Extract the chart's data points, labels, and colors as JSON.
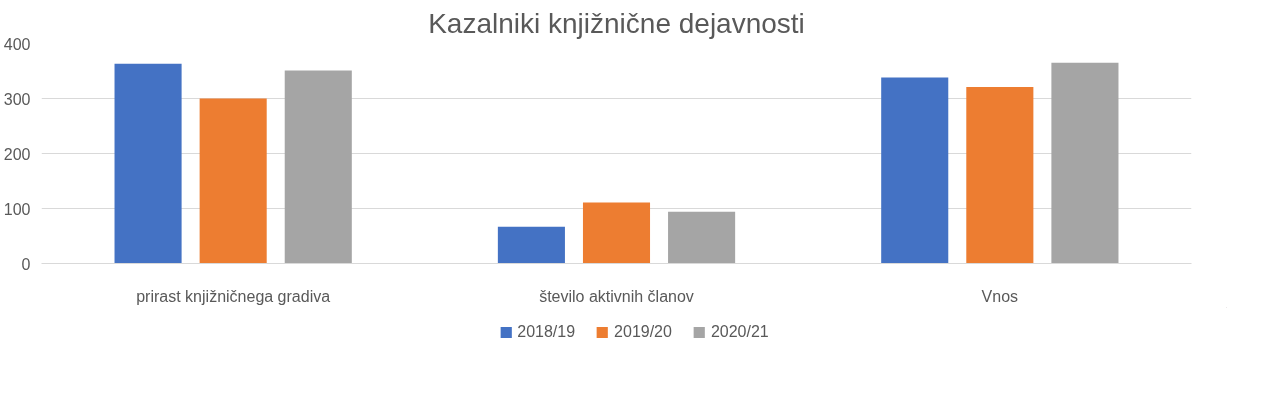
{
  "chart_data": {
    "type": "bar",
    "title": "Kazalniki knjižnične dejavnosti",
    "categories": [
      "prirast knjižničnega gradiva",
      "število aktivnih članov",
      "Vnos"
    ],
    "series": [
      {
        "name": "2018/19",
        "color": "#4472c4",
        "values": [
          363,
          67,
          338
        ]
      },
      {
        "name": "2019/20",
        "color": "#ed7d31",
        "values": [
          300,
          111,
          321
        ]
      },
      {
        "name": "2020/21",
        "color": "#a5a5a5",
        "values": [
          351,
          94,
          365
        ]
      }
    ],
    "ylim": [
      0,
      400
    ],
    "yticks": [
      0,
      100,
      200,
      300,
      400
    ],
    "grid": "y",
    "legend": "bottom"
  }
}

---

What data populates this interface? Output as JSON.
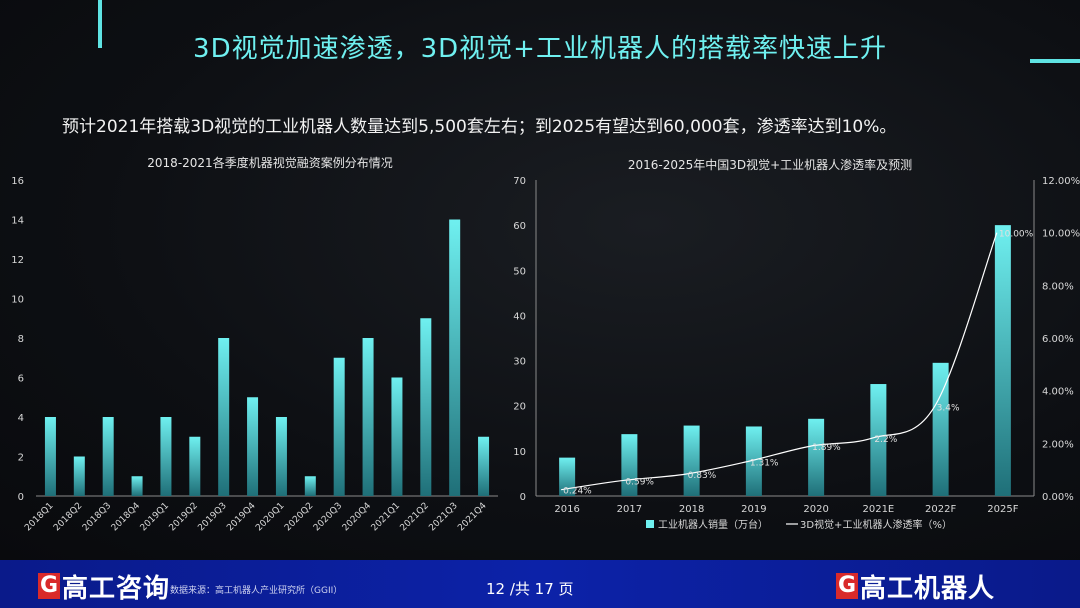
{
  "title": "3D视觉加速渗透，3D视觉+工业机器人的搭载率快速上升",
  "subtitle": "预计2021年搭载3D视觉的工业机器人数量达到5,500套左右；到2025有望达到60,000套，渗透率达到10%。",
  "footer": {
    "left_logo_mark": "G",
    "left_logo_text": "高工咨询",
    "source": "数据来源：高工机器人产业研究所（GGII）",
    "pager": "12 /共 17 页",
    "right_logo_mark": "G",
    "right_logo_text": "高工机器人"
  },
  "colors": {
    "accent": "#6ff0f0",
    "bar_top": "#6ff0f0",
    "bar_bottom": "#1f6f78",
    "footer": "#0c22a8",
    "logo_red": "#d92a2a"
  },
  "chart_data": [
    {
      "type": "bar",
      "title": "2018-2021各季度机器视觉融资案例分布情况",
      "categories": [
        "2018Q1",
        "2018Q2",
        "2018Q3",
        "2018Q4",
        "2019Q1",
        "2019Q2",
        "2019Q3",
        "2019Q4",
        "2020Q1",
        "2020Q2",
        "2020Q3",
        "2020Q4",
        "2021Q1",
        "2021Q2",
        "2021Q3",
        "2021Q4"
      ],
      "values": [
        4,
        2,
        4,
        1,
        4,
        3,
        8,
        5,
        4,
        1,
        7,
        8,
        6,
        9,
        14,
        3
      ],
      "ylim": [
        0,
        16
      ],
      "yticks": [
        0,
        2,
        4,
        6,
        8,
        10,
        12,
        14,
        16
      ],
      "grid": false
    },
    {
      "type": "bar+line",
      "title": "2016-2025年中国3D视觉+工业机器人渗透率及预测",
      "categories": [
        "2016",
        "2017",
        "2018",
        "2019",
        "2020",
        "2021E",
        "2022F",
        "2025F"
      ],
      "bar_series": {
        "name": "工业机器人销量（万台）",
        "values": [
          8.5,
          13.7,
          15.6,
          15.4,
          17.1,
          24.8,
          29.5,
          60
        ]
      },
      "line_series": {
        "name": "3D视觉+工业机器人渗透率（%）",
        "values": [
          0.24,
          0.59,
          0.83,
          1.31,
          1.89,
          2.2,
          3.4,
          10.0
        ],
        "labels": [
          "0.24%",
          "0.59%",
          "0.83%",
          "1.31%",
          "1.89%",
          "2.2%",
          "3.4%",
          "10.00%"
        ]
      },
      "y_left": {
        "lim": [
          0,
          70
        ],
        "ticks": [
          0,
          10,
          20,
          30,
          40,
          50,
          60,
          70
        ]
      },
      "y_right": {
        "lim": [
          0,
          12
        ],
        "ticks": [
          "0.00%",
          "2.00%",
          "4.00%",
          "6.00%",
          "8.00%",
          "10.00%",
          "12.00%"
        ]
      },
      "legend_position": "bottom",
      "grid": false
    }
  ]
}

--

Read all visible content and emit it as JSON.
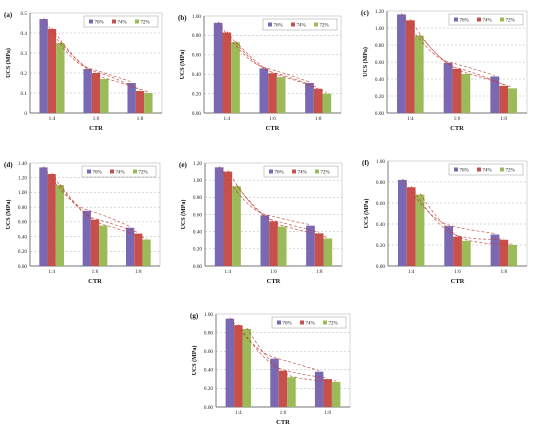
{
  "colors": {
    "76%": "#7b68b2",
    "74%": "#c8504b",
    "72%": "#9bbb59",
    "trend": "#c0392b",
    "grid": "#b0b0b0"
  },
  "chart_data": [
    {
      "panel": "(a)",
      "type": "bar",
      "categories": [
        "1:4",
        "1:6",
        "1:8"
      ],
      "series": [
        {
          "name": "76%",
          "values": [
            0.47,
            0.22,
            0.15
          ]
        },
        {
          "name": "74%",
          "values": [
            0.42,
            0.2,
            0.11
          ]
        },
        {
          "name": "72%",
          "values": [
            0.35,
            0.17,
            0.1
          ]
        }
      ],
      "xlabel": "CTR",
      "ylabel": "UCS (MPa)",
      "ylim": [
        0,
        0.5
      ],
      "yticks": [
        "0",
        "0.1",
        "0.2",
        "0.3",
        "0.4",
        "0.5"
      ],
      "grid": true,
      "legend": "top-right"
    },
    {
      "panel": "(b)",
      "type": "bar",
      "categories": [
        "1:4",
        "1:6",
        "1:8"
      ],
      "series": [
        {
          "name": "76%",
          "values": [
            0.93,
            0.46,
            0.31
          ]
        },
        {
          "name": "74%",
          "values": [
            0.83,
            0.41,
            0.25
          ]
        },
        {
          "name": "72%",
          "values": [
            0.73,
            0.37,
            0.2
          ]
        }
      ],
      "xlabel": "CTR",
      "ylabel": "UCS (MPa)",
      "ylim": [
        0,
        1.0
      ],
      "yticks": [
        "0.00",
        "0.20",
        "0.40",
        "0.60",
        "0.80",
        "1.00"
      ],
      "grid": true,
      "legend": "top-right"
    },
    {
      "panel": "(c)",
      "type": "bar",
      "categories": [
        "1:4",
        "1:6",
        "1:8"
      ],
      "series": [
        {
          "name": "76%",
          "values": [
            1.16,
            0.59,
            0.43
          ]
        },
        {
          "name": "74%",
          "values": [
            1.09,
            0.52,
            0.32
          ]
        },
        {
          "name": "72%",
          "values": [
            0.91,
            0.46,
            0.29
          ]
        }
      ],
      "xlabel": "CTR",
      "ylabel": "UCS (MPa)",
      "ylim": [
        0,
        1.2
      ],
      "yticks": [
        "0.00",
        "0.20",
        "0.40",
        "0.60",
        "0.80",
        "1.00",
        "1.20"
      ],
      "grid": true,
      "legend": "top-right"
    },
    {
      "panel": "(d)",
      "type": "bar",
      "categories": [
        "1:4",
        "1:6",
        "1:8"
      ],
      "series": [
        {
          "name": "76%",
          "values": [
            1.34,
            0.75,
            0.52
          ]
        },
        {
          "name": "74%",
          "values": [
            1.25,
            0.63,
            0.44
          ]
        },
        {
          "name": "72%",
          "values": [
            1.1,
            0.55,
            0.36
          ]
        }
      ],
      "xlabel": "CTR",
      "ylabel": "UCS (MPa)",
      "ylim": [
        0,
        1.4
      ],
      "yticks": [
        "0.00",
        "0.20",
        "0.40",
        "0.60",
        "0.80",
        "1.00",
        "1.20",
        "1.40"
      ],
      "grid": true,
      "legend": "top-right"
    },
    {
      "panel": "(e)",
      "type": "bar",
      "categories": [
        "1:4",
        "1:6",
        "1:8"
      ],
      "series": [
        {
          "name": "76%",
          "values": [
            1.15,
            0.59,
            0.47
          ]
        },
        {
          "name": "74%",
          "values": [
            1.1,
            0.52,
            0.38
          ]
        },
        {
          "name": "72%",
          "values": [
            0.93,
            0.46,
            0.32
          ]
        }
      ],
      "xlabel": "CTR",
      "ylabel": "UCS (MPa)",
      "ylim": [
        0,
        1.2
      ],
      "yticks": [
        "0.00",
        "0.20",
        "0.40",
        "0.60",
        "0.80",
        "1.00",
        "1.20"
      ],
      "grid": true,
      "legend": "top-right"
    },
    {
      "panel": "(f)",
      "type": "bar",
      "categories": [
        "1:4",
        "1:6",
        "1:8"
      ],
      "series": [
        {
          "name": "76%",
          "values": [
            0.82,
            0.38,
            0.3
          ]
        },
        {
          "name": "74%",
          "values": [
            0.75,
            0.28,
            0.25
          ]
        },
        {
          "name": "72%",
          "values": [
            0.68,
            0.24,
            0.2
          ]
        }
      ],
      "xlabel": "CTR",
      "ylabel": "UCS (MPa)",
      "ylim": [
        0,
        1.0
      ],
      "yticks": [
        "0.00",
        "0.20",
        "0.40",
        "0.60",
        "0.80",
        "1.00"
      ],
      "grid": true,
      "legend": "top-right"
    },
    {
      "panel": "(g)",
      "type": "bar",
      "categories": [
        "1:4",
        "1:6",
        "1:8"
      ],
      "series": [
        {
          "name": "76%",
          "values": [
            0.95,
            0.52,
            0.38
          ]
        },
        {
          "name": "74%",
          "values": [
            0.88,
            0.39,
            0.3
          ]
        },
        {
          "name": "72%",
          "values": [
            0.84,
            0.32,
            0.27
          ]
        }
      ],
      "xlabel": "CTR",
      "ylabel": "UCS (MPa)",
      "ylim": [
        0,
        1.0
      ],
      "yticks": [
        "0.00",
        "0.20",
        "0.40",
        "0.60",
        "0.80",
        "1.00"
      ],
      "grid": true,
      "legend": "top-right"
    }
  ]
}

• [What you should do] Collect the lines of the records that include the string "panel".

• [Exercise solution]
      "panel": "(a)",
      "panel": "(b)",
      "panel": "(c)",
      "panel": "(d)",
      "panel": "(e)",
      "panel": "(f)",
      "panel": "(g)",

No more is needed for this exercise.